■ Given request
How many lines of the data include the string "coordinate"? State the number and nothing else.

■ Information given
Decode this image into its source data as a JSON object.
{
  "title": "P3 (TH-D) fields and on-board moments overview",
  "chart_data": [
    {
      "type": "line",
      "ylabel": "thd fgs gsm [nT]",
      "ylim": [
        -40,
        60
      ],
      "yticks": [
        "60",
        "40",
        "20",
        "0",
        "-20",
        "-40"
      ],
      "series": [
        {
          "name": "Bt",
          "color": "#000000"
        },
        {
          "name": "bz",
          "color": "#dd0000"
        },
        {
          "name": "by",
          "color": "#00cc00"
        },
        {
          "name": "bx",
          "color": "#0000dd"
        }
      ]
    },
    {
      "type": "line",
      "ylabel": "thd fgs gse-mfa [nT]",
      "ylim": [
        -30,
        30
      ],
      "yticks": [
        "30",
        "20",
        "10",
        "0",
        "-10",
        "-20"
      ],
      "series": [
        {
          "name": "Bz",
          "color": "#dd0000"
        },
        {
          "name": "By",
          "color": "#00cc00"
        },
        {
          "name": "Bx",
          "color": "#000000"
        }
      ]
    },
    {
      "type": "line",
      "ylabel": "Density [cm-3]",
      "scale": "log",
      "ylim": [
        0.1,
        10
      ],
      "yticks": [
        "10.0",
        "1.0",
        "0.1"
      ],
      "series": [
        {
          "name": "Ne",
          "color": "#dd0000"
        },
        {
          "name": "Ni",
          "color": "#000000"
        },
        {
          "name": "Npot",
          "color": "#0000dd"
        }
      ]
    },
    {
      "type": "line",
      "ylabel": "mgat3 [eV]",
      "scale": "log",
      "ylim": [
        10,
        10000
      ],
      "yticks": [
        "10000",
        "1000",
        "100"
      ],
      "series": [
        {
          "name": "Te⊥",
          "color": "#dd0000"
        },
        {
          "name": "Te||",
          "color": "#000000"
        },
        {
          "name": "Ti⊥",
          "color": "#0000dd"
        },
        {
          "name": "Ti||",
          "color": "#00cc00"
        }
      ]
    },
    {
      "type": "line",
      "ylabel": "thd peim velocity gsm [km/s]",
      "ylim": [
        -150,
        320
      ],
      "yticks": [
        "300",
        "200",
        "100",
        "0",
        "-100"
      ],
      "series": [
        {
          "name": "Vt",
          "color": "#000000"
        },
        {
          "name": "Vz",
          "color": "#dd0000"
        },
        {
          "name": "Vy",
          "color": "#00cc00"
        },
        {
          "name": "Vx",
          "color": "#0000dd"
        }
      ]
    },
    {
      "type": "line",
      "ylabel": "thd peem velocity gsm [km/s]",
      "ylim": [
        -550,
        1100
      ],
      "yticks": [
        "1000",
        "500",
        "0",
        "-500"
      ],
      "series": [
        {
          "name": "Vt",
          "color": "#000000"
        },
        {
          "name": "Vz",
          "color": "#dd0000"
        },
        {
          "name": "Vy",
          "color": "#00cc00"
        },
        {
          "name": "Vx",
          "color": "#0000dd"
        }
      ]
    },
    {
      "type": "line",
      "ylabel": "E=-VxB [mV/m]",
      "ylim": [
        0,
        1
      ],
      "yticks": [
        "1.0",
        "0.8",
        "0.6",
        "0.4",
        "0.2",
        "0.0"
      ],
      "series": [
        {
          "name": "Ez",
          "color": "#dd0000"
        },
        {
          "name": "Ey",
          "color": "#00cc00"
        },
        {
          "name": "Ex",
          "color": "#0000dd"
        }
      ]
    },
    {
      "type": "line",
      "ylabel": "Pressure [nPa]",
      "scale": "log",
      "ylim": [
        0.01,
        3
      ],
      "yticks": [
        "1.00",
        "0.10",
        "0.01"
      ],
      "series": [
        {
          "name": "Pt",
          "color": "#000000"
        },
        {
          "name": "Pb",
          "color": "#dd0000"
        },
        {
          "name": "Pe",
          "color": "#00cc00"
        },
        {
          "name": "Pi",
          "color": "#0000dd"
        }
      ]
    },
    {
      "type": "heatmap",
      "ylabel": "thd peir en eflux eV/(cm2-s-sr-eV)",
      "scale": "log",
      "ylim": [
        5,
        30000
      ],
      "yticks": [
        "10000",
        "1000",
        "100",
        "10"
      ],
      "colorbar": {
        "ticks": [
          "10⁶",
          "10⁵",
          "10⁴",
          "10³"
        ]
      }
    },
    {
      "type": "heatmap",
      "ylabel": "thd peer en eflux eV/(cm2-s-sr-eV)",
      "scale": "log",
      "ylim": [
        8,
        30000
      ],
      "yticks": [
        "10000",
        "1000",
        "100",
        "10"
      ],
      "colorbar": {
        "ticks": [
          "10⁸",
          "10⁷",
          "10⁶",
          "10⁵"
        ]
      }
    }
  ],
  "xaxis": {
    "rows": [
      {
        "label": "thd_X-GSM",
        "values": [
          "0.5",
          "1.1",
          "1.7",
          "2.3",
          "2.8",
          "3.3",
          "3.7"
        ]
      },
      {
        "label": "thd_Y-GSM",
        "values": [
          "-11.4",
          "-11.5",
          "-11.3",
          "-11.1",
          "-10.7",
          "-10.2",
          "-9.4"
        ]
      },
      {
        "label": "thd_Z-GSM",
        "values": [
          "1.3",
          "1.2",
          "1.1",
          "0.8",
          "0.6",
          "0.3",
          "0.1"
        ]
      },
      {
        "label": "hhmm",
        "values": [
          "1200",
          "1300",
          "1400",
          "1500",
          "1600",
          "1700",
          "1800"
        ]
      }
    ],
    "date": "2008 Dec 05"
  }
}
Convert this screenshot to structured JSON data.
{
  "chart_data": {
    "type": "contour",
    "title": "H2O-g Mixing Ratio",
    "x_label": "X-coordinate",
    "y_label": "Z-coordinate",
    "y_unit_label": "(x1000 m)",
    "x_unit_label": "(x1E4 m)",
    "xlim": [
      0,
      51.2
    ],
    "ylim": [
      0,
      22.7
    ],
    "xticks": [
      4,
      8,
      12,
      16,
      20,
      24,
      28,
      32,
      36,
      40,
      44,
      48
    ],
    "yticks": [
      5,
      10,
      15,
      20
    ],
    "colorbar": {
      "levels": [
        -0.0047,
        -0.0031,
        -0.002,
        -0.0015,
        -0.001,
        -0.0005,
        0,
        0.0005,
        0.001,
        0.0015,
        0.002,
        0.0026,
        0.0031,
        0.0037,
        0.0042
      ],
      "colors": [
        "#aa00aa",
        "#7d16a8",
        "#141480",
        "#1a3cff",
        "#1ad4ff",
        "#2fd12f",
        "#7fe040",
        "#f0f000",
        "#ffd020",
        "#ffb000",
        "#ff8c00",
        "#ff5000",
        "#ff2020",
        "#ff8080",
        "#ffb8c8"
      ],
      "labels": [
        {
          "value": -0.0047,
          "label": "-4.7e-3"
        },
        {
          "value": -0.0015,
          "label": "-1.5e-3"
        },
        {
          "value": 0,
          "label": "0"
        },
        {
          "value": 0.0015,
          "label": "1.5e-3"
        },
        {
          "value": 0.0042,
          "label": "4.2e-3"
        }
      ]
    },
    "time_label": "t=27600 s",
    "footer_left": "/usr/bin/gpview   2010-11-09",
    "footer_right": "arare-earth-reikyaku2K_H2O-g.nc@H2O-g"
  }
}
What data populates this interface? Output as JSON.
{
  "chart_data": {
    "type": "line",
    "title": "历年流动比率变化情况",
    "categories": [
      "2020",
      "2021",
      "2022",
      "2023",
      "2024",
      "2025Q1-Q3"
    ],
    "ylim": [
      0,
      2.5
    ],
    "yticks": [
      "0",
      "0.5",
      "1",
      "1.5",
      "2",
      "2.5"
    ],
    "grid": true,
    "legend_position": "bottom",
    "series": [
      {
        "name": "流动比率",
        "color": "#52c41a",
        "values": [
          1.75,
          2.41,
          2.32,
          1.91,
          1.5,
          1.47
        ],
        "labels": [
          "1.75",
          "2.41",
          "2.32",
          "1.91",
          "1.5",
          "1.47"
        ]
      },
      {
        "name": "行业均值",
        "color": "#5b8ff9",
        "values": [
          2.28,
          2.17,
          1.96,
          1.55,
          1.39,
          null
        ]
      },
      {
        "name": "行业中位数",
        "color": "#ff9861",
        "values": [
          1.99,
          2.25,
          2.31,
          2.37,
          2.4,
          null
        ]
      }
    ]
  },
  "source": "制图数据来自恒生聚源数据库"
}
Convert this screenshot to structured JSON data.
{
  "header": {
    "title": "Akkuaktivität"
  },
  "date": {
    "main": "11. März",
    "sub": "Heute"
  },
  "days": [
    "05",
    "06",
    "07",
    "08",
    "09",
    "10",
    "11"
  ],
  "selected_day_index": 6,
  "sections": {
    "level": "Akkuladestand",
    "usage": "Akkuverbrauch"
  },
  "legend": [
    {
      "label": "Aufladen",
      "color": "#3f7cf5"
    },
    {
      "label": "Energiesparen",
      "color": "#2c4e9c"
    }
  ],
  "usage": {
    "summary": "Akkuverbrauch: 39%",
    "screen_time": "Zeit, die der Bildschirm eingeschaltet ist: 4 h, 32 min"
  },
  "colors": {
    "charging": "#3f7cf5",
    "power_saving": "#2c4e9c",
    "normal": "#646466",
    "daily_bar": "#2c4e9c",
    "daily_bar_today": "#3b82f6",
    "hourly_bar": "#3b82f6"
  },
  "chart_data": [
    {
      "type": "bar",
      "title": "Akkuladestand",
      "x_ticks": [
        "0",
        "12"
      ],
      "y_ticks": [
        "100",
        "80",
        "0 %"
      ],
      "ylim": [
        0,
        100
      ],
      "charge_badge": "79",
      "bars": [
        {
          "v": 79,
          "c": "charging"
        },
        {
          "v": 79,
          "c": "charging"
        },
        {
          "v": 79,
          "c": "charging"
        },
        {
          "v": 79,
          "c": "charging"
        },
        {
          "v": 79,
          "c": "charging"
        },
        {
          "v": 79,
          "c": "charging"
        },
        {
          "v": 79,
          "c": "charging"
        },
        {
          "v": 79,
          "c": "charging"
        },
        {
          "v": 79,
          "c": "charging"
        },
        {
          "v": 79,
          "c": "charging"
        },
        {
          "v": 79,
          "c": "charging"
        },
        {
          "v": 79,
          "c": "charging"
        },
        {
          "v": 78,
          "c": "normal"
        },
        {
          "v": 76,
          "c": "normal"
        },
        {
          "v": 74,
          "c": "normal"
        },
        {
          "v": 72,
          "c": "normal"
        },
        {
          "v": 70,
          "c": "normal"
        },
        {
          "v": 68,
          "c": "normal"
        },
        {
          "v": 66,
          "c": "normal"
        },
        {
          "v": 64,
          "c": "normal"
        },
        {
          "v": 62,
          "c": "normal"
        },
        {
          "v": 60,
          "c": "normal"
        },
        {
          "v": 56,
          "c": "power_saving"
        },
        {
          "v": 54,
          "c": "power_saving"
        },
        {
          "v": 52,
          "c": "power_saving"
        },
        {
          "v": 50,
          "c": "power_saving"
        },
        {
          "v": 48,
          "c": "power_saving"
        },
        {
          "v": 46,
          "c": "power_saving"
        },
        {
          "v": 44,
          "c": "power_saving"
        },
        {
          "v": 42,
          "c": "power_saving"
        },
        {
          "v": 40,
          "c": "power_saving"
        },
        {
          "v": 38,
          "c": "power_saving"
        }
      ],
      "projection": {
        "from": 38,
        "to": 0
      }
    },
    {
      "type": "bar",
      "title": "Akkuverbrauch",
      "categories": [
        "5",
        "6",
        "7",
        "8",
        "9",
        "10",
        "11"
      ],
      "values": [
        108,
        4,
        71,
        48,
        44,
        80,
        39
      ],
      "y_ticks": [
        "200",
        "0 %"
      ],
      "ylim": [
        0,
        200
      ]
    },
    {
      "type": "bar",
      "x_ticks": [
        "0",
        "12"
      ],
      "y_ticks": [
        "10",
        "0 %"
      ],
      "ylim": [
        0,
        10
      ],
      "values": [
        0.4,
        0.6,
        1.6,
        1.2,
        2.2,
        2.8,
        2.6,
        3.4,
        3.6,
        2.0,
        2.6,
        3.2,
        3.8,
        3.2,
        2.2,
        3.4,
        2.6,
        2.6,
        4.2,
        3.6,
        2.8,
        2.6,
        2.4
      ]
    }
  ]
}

■ Task response
2